Selected passage:

[Start of Attachment]

Praise for the book:

"Douglas relates with authority and clarity the story of these complex legal processes. . . . [He] does justice to both the story's factual complexities and its moral and political conundrums. . . . The Right Wrong Man, from its summary title to its thoughtful postscript, is an impressive work, as well as a timely one in its demonstration of the power of legal systems to learn from past missteps." -Anthony Julius



"The Right Wrong Man is powerful, richly observed, and darkly entertaining. Anyone interested in postwar history will want to read it." -Elizabeth Kolbert

"Lawrence Douglas has once again provided us with a history-laden and provocative analysis of Holocaust trials. His riveting study of the Demjanjuk saga is of importance, not just to historians and jurists, but to all those who wonder how can justice ever prevail when the crime being adjudicated is genocide." -Deborah E. Lipstadt
Further information is available here.

Friday, March 2, 2018

Great Christian Jurists: Spain and France

Cambridge University Press is publishing a series, "Great Christian Jurists" that "comprises a library of national volumes of detailed biographies of leading jurists, judges and practitioners, assessing the impact of their Christian faith on the professional output of the individuals studied."

[End of Attachment]

Could you quote the whole excerpt above on The Right Wrong Man and Great Christian Jurists word for word?

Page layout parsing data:
[Start of Attachment]

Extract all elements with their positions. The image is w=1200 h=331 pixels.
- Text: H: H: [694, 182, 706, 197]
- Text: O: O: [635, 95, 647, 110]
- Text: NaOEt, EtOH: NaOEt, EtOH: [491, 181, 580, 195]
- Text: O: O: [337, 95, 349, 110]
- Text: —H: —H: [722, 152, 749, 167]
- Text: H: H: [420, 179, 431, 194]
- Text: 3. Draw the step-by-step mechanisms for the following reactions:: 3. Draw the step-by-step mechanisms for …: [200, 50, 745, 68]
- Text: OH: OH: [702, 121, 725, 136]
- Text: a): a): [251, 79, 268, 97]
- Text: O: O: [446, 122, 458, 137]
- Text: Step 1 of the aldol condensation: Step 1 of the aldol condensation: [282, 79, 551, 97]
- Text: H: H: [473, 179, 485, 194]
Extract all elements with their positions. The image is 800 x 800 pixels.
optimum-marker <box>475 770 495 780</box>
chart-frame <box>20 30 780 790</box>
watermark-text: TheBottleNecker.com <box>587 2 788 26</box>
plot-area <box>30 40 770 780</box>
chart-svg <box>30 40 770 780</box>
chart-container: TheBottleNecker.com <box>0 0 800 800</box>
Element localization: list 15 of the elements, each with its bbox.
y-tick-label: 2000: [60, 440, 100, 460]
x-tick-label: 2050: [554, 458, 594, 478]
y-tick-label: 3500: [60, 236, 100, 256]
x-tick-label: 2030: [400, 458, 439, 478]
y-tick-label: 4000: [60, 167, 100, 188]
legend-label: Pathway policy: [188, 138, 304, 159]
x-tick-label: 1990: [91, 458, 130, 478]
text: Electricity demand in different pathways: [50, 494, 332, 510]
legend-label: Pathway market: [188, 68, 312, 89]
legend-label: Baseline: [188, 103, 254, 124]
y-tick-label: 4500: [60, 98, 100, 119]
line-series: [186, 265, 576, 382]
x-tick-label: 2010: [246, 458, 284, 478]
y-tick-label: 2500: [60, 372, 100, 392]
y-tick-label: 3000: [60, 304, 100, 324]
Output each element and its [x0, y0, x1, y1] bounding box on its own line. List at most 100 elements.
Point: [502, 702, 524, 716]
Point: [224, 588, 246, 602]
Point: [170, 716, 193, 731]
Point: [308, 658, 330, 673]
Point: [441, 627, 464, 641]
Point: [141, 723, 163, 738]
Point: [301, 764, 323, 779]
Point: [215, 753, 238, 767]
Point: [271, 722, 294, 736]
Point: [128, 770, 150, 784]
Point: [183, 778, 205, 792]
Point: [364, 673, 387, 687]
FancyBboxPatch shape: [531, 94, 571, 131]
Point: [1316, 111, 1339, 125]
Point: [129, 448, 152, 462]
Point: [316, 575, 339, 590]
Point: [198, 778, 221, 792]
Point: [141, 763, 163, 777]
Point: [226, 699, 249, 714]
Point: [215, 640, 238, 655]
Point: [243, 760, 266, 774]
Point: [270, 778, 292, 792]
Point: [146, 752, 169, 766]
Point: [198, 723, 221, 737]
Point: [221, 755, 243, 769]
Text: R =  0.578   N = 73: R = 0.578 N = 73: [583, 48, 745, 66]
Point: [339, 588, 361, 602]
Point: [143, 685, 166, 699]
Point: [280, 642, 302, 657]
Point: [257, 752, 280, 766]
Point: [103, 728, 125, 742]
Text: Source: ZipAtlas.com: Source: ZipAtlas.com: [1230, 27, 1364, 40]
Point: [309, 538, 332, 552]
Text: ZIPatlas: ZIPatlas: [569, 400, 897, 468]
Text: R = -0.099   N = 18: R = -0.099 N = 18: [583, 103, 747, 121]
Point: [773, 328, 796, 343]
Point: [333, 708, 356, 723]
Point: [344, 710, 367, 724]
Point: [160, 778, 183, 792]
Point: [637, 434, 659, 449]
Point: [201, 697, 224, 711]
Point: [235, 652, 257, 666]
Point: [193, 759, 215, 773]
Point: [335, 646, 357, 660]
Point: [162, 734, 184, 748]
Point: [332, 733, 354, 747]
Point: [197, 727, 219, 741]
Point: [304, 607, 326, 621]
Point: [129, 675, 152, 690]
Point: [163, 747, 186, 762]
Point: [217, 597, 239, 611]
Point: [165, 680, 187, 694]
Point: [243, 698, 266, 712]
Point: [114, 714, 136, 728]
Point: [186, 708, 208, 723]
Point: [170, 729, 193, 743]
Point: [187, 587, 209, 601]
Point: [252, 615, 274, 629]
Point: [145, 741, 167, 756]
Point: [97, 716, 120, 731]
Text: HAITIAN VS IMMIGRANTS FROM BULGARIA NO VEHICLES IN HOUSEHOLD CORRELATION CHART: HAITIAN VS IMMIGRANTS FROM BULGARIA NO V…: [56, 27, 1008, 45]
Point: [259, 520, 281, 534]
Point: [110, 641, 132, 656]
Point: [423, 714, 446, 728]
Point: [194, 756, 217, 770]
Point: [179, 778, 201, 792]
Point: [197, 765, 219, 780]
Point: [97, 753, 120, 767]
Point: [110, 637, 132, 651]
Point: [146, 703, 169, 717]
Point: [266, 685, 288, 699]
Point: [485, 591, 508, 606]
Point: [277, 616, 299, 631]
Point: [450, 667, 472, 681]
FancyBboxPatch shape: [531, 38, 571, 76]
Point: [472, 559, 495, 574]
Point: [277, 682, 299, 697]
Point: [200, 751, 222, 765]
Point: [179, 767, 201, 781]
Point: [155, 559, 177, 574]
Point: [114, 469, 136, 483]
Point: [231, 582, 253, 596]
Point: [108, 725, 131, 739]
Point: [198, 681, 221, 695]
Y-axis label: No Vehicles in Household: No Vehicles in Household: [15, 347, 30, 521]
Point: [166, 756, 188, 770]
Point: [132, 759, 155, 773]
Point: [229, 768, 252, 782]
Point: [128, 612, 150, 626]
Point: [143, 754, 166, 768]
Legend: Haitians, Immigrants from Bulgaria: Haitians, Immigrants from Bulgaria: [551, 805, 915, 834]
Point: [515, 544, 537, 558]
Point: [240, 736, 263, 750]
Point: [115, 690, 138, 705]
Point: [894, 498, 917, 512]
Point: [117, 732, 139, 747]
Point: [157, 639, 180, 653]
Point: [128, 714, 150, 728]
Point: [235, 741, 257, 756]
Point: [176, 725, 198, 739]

[End of Attachment]

Output for this task:
Praise for the book:

"Douglas relates with authority and clarity the story of these complex legal processes. . . . [He] does justice to both the story's factual complexities and its moral and political conundrums. . . . The Right Wrong Man, from its summary title to its thoughtful postscript, is an impressive work, as well as a timely one in its demonstration of the power of legal systems to learn from past missteps." -Anthony Julius



"The Right Wrong Man is powerful, richly observed, and darkly entertaining. Anyone interested in postwar history will want to read it." -Elizabeth Kolbert

"Lawrence Douglas has once again provided us with a history-laden and provocative analysis of Holocaust trials. His riveting study of the Demjanjuk saga is of importance, not just to historians and jurists, but to all those who wonder how can justice ever prevail when the crime being adjudicated is genocide." -Deborah E. Lipstadt
Further information is available here.

Friday, March 2, 2018

Great Christian Jurists: Spain and France

Cambridge University Press is publishing a series, "Great Christian Jurists" that "comprises a library of national volumes of detailed biographies of leading jurists, judges and practitioners, assessing the impact of their Christian faith on the professional output of the individuals studied."